>> start

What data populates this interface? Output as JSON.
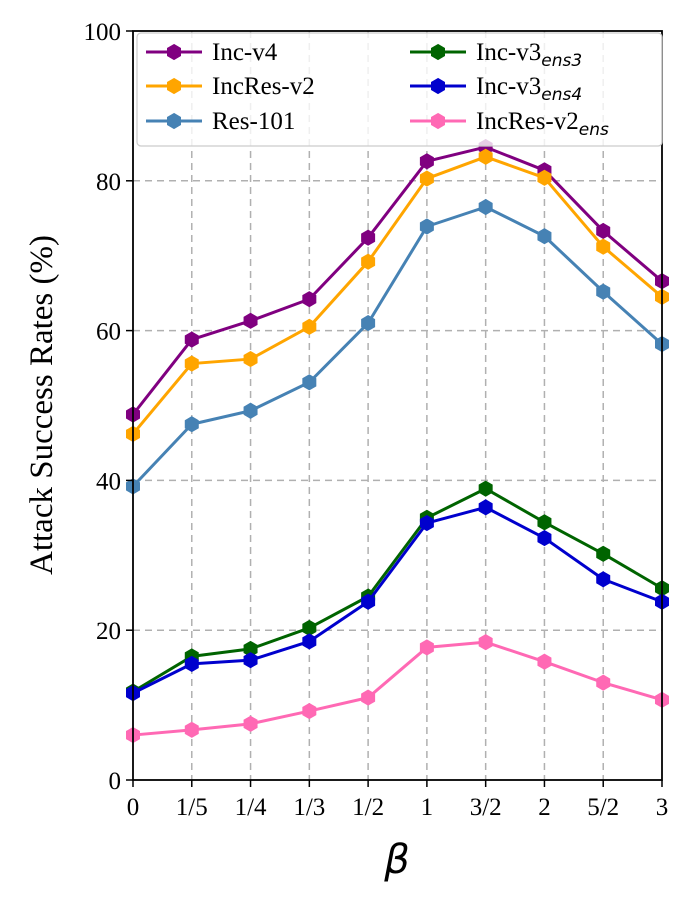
{
  "chart_data": {
    "type": "line",
    "title": "",
    "xlabel": "β",
    "ylabel": "Attack Success Rates (%)",
    "categories": [
      "0",
      "1/5",
      "1/4",
      "1/3",
      "1/2",
      "1",
      "3/2",
      "2",
      "5/2",
      "3"
    ],
    "ylim": [
      0,
      100
    ],
    "yticks": [
      "0",
      "20",
      "40",
      "60",
      "80",
      "100"
    ],
    "grid": true,
    "legend_position": "top",
    "series": [
      {
        "name": "Inc-v4",
        "base": "Inc-v4",
        "sub": "",
        "color": "#800080",
        "values": [
          48.8,
          58.8,
          61.3,
          64.2,
          72.4,
          82.6,
          84.5,
          81.4,
          73.3,
          66.6
        ]
      },
      {
        "name": "IncRes-v2",
        "base": "IncRes-v2",
        "sub": "",
        "color": "#ffa500",
        "values": [
          46.2,
          55.6,
          56.2,
          60.5,
          69.2,
          80.3,
          83.2,
          80.4,
          71.2,
          64.5
        ]
      },
      {
        "name": "Res-101",
        "base": "Res-101",
        "sub": "",
        "color": "#4682b4",
        "values": [
          39.2,
          47.5,
          49.3,
          53.1,
          61.0,
          73.9,
          76.5,
          72.6,
          65.2,
          58.2
        ]
      },
      {
        "name": "Inc-v3ens3",
        "base": "Inc-v3",
        "sub": "ens3",
        "color": "#006400",
        "values": [
          11.8,
          16.5,
          17.5,
          20.3,
          24.5,
          35.0,
          38.9,
          34.4,
          30.2,
          25.6
        ]
      },
      {
        "name": "Inc-v3ens4",
        "base": "Inc-v3",
        "sub": "ens4",
        "color": "#0000cd",
        "values": [
          11.6,
          15.5,
          16.0,
          18.5,
          23.8,
          34.3,
          36.4,
          32.3,
          26.8,
          23.8
        ]
      },
      {
        "name": "IncRes-v2ens",
        "base": "IncRes-v2",
        "sub": "ens",
        "color": "#ff69b4",
        "values": [
          6.0,
          6.7,
          7.5,
          9.2,
          11.0,
          17.7,
          18.4,
          15.8,
          13.0,
          10.7
        ]
      }
    ]
  }
}
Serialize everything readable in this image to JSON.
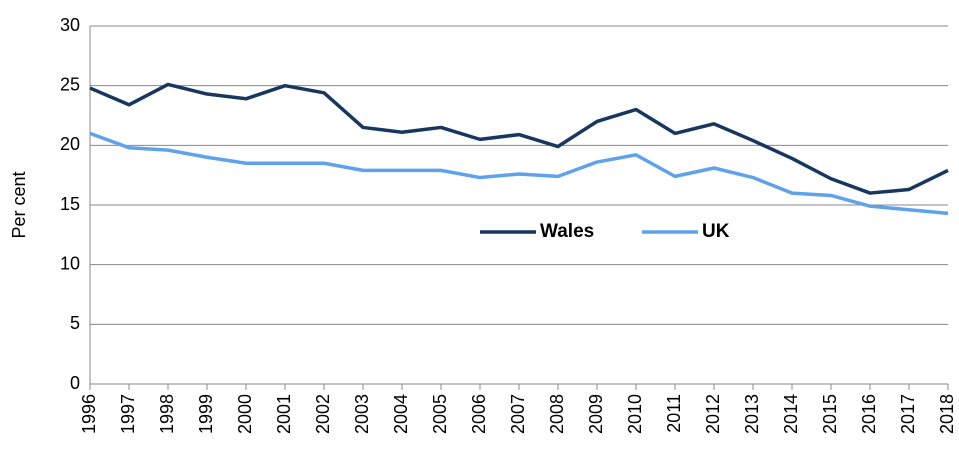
{
  "chart_data": {
    "type": "line",
    "y_label": "Per cent",
    "categories": [
      "1996",
      "1997",
      "1998",
      "1999",
      "2000",
      "2001",
      "2002",
      "2003",
      "2004",
      "2005",
      "2006",
      "2007",
      "2008",
      "2009",
      "2010",
      "2011",
      "2012",
      "2013",
      "2014",
      "2015",
      "2016",
      "2017",
      "2018"
    ],
    "series": [
      {
        "name": "Wales",
        "color": "#17375e",
        "values": [
          24.8,
          23.4,
          25.1,
          24.3,
          23.9,
          25.0,
          24.4,
          21.5,
          21.1,
          21.5,
          20.5,
          20.9,
          19.9,
          22.0,
          23.0,
          21.0,
          21.8,
          20.4,
          18.9,
          17.2,
          16.0,
          16.3,
          17.9
        ]
      },
      {
        "name": "UK",
        "color": "#5fa2ec",
        "values": [
          21.0,
          19.8,
          19.6,
          19.0,
          18.5,
          18.5,
          18.5,
          17.9,
          17.9,
          17.9,
          17.3,
          17.6,
          17.4,
          18.6,
          19.2,
          17.4,
          18.1,
          17.3,
          16.0,
          15.8,
          14.9,
          14.6,
          14.3
        ]
      }
    ],
    "ylim": [
      0,
      30
    ],
    "yticks": [
      0,
      5,
      10,
      15,
      20,
      25,
      30
    ],
    "grid": true,
    "legend": "center-right"
  }
}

>> end

Find how many lines of the listing include the string "name" and give that number, nothing else.

## [Exercise response]
8